**SUPPLIED TEXT:**
Kyokai wrote:I agree that we shouldn't promote negligence toward familiars, but come on, if I accidentally stumble into a high level monster who chops my familiar up in one hit, there goes a 5 hour+ quest? Nobody likes those kind of restrictions. Perhaps if we allow the familiar to respawn every 30 minutes or so, and give the player a weakness to all magic damage during that time, we could better enforce it. A player can understand being punished awhile for his irresponsibility, but he will quickly lose patience and go do something else if he loses more than 15 minutes worth of work permanently.
Basically: Losing progress sucks. Never make players do the same thing twice. Never create a penalty they can't recover from. Let's try to think within these guidelines for our familiar system. Otherwise it just won't be that much fun.
Aacheron wrote:For once, Kyokai, I'd have to say I don't agree with anything in your last post. Penalties have a reason for being there; if familiars respawn, players won't care as much. Losing progress is not something that's supposed to happen to you, it's a punishment for being reckless - or just for having bad luck. Games are like that; bad luck can hurt, and good luck can really bless.
I'd really like to keep a certain "negative" feeling to some things (really making the player feel like he lost something), in order to keep the relative difference between the "grave sink" points and the "peak" points big enough. People will in the end get bored with getting the +7 vorpal greatsword of turbonium dragon slaying, but if there are things like permanent penalties and really damaging losses, they'll be on their toes and actually appreciate their super-zany sword of bloody slaughter, even when they're level too-high-to-count...

**GOAL:** Please answer from the forum exchange about familiars above: how often does Kyokai suggest letting a familiar respawn?

Visual layout annotation data
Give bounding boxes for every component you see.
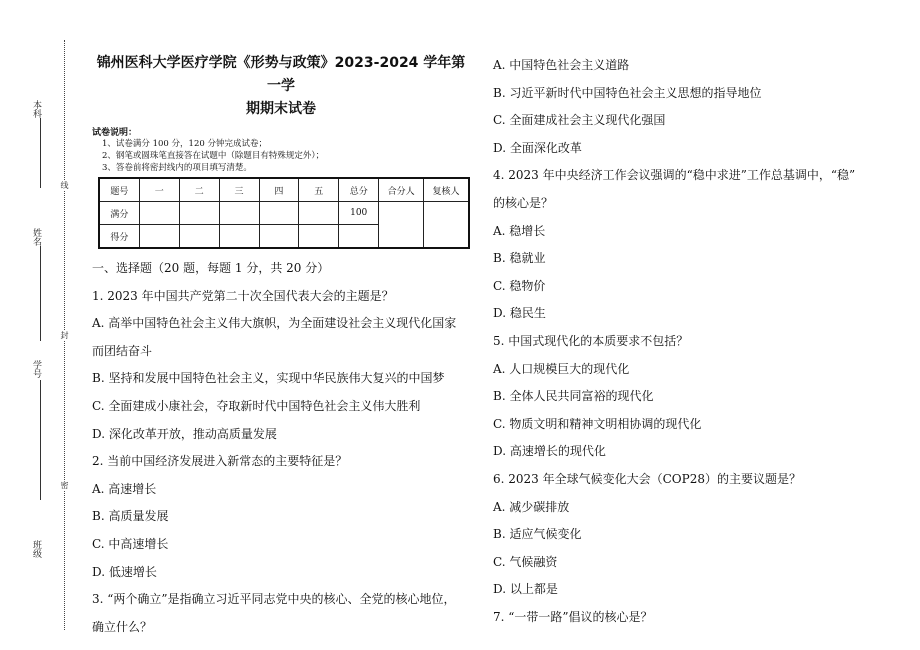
question-line: 6. 2023 年全球气候变化大会（COP28）的主要议题是？ [493, 471, 801, 486]
question-line: 3. “两个确立”是指确立习近平同志党中央的核心、全党的核心地位， [92, 592, 456, 607]
option-line: D. 以上都是 [493, 582, 558, 597]
score-table-header-row [99, 178, 469, 202]
note-item: 1、试卷满分 100 分，120 分钟完成试卷； [102, 139, 267, 149]
score-cell [299, 202, 339, 225]
score-header-cell: 四 [259, 178, 299, 202]
score-table-full-row [99, 202, 469, 225]
option-line: C. 全面建成小康社会，夺取新时代中国特色社会主义伟大胜利 [92, 398, 421, 413]
note-item: 2、钢笔或圆珠笔直接答在试题中（除题目有特殊规定外）； [102, 151, 325, 161]
left-column [92, 52, 470, 641]
score-cell [219, 202, 259, 225]
score-header-cell: 五 [299, 178, 339, 202]
label-benke: 本科 [31, 100, 41, 118]
question-line: 5. 中国式现代化的本质要求不包括？ [493, 333, 689, 348]
score-cell [424, 202, 469, 249]
option-line: B. 适应气候变化 [493, 527, 582, 542]
score-cell [339, 225, 379, 249]
option-line: A. 稳增长 [493, 223, 546, 238]
score-cell [259, 202, 299, 225]
score-row-label: 满分 [99, 202, 139, 225]
seal-word-mi: 密 [60, 481, 69, 489]
score-cell [379, 202, 424, 249]
label-class: 班级 [31, 540, 41, 558]
score-header-cell: 一 [139, 178, 179, 202]
score-header-cell: 题号 [99, 178, 139, 202]
option-line: D. 低速增长 [92, 564, 157, 579]
score-cell [179, 225, 219, 249]
label-student-id: 学号 [31, 360, 41, 378]
option-line: D. 稳民生 [493, 306, 546, 321]
option-line: C. 全面建成社会主义现代化强国 [493, 113, 666, 128]
score-header-cell: 合分人 [379, 178, 424, 202]
seal-word-feng: 封 [60, 331, 69, 339]
section-heading: 一、选择题（20 题，每题 1 分，共 20 分） [92, 261, 330, 275]
score-cell [299, 225, 339, 249]
score-header-cell: 三 [219, 178, 259, 202]
option-line: C. 中高速增长 [92, 536, 169, 551]
score-cell [259, 225, 299, 249]
option-line: C. 稳物价 [493, 278, 546, 293]
right-column [493, 52, 893, 631]
score-cell [219, 225, 259, 249]
score-cell [139, 225, 179, 249]
option-line: 而团结奋斗 [92, 343, 153, 358]
option-line: B. 稳就业 [493, 251, 546, 266]
blank-line-student-id [40, 380, 41, 500]
score-cell [179, 202, 219, 225]
score-header-cell: 二 [179, 178, 219, 202]
question-line: 7. “一带一路”倡议的核心是？ [493, 609, 653, 624]
label-name: 姓名 [31, 228, 41, 246]
notes-heading: 试卷说明： [92, 128, 138, 138]
option-line: A. 减少碳排放 [493, 499, 570, 514]
option-line: B. 习近平新时代中国特色社会主义思想的指导地位 [493, 85, 762, 100]
exam-title-line2: 期期末试卷 [246, 101, 316, 117]
option-line: D. 深化改革开放，推动高质量发展 [92, 426, 277, 441]
blank-line-benke [40, 118, 41, 188]
option-line: A. 中国特色社会主义道路 [493, 58, 630, 72]
option-line: A. 高举中国特色社会主义伟大旗帜，为全面建设社会主义现代化国家 [92, 316, 457, 331]
option-line: D. 全面深化改革 [493, 140, 582, 155]
question-line: 2. 当前中国经济发展进入新常态的主要特征是？ [92, 454, 348, 469]
option-line: A. 人口规模巨大的现代化 [493, 361, 630, 376]
score-header-cell: 总分 [339, 178, 379, 202]
note-item: 3、答卷前将密封线内的项目填写清楚。 [102, 163, 252, 173]
option-line: B. 坚持和发展中国特色社会主义，实现中华民族伟大复兴的中国梦 [92, 371, 445, 386]
question-line: 1. 2023 年中国共产党第二十次全国代表大会的主题是？ [92, 288, 394, 303]
question-line: 确立什么？ [92, 619, 153, 634]
option-line: B. 全体人民共同富裕的现代化 [493, 389, 654, 404]
option-line: B. 高质量发展 [92, 509, 169, 524]
binding-margin [0, 0, 80, 650]
question-line: 4. 2023 年中央经济工作会议强调的“稳中求进”工作总基调中，“稳” [493, 168, 856, 183]
blank-line-name [40, 246, 41, 341]
score-row-label: 得分 [99, 225, 139, 249]
option-line: A. 高速增长 [92, 481, 157, 496]
option-line: C. 物质文明和精神文明相协调的现代化 [493, 416, 702, 431]
score-total-full: 100 [339, 202, 379, 225]
question-line: 的核心是？ [493, 195, 554, 210]
score-header-cell: 复核人 [424, 178, 469, 202]
score-cell [139, 202, 179, 225]
score-table [98, 177, 470, 249]
option-line: D. 高速增长的现代化 [493, 444, 606, 459]
seal-word-xian: 线 [60, 181, 69, 189]
exam-title-line1: 锦州医科大学医疗学院《形势与政策》2023-2024 学年第一学 [96, 55, 466, 94]
option-line: C. 气候融资 [493, 554, 558, 569]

**EXERCISE RESPONSE:** Every 30 minutes or so.